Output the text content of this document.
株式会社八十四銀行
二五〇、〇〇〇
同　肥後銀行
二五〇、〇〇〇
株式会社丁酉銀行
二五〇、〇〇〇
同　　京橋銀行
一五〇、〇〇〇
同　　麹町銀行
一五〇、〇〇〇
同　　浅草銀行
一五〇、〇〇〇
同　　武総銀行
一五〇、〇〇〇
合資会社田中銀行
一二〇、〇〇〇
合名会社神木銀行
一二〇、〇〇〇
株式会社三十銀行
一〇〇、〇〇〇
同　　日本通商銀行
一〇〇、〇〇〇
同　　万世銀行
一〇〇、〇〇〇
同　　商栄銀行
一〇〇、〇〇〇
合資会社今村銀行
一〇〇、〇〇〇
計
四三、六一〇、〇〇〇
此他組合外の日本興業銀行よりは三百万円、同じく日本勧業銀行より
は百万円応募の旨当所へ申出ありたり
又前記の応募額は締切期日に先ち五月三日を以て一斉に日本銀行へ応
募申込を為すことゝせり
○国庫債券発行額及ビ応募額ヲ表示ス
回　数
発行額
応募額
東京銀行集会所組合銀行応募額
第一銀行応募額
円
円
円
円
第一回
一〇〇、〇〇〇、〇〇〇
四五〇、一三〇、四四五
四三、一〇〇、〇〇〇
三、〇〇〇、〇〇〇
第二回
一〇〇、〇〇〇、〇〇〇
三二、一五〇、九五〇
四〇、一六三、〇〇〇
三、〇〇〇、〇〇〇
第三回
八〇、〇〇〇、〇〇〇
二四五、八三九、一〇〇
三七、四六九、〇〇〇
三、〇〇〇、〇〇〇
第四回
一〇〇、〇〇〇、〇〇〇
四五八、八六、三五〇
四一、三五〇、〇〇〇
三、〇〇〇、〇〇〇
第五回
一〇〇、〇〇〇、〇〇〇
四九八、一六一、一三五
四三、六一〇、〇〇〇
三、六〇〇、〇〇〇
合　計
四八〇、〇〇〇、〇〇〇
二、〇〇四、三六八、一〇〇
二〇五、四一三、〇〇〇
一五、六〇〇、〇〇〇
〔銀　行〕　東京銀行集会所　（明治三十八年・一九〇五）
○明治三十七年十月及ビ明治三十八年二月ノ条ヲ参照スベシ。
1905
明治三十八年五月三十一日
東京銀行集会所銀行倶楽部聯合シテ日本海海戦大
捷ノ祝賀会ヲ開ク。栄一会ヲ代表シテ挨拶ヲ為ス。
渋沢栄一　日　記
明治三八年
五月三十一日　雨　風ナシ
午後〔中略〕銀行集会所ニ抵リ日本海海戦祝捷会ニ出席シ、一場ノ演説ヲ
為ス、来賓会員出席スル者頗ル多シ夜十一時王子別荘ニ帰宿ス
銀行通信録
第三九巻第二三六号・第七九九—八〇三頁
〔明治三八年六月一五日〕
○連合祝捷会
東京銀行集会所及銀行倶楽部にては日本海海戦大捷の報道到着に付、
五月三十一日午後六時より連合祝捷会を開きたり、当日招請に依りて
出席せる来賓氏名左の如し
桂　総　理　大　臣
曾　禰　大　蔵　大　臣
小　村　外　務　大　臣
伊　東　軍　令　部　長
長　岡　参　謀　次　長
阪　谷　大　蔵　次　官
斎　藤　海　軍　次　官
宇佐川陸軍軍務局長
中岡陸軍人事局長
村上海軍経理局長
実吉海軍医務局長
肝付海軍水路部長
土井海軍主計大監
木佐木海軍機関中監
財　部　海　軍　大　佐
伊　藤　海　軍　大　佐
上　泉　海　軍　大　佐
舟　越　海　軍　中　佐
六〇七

What you should do:
Copy each record from above without leaving any out.

Problem solution:
Output the text content of this document.
株式会社八十四銀行
二五〇、〇〇〇
同　肥後銀行
二五〇、〇〇〇
株式会社丁酉銀行
二五〇、〇〇〇
同　　京橋銀行
一五〇、〇〇〇
同　　麹町銀行
一五〇、〇〇〇
同　　浅草銀行
一五〇、〇〇〇
同　　武総銀行
一五〇、〇〇〇
合資会社田中銀行
一二〇、〇〇〇
合名会社神木銀行
一二〇、〇〇〇
株式会社三十銀行
一〇〇、〇〇〇
同　　日本通商銀行
一〇〇、〇〇〇
同　　万世銀行
一〇〇、〇〇〇
同　　商栄銀行
一〇〇、〇〇〇
合資会社今村銀行
一〇〇、〇〇〇
計
四三、六一〇、〇〇〇
此他組合外の日本興業銀行よりは三百万円、同じく日本勧業銀行より
は百万円応募の旨当所へ申出ありたり
又前記の応募額は締切期日に先ち五月三日を以て一斉に日本銀行へ応
募申込を為すことゝせり
○国庫債券発行額及ビ応募額ヲ表示ス
回　数
発行額
応募額
東京銀行集会所組合銀行応募額
第一銀行応募額
円
円
円
円
第一回
一〇〇、〇〇〇、〇〇〇
四五〇、一三〇、四四五
四三、一〇〇、〇〇〇
三、〇〇〇、〇〇〇
第二回
一〇〇、〇〇〇、〇〇〇
三二、一五〇、九五〇
四〇、一六三、〇〇〇
三、〇〇〇、〇〇〇
第三回
八〇、〇〇〇、〇〇〇
二四五、八三九、一〇〇
三七、四六九、〇〇〇
三、〇〇〇、〇〇〇
第四回
一〇〇、〇〇〇、〇〇〇
四五八、八六、三五〇
四一、三五〇、〇〇〇
三、〇〇〇、〇〇〇
第五回
一〇〇、〇〇〇、〇〇〇
四九八、一六一、一三五
四三、六一〇、〇〇〇
三、六〇〇、〇〇〇
合　計
四八〇、〇〇〇、〇〇〇
二、〇〇四、三六八、一〇〇
二〇五、四一三、〇〇〇
一五、六〇〇、〇〇〇
〔銀　行〕　東京銀行集会所　（明治三十八年・一九〇五）
○明治三十七年十月及ビ明治三十八年二月ノ条ヲ参照スベシ。
1905
明治三十八年五月三十一日
東京銀行集会所銀行倶楽部聯合シテ日本海海戦大
捷ノ祝賀会ヲ開ク。栄一会ヲ代表シテ挨拶ヲ為ス。
渋沢栄一　日　記
明治三八年
五月三十一日　雨　風ナシ
午後〔中略〕銀行集会所ニ抵リ日本海海戦祝捷会ニ出席シ、一場ノ演説ヲ
為ス、来賓会員出席スル者頗ル多シ夜十一時王子別荘ニ帰宿ス
銀行通信録
第三九巻第二三六号・第七九九—八〇三頁
〔明治三八年六月一五日〕
○連合祝捷会
東京銀行集会所及銀行倶楽部にては日本海海戦大捷の報道到着に付、
五月三十一日午後六時より連合祝捷会を開きたり、当日招請に依りて
出席せる来賓氏名左の如し
桂　総　理　大　臣
曾　禰　大　蔵　大　臣
小　村　外　務　大　臣
伊　東　軍　令　部　長
長　岡　参　謀　次　長
阪　谷　大　蔵　次　官
斎　藤　海　軍　次　官
宇佐川陸軍軍務局長
中岡陸軍人事局長
村上海軍経理局長
実吉海軍医務局長
肝付海軍水路部長
土井海軍主計大監
木佐木海軍機関中監
財　部　海　軍　大　佐
伊　藤　海　軍　大　佐
上　泉　海　軍　大　佐
舟　越　海　軍　中　佐
六〇七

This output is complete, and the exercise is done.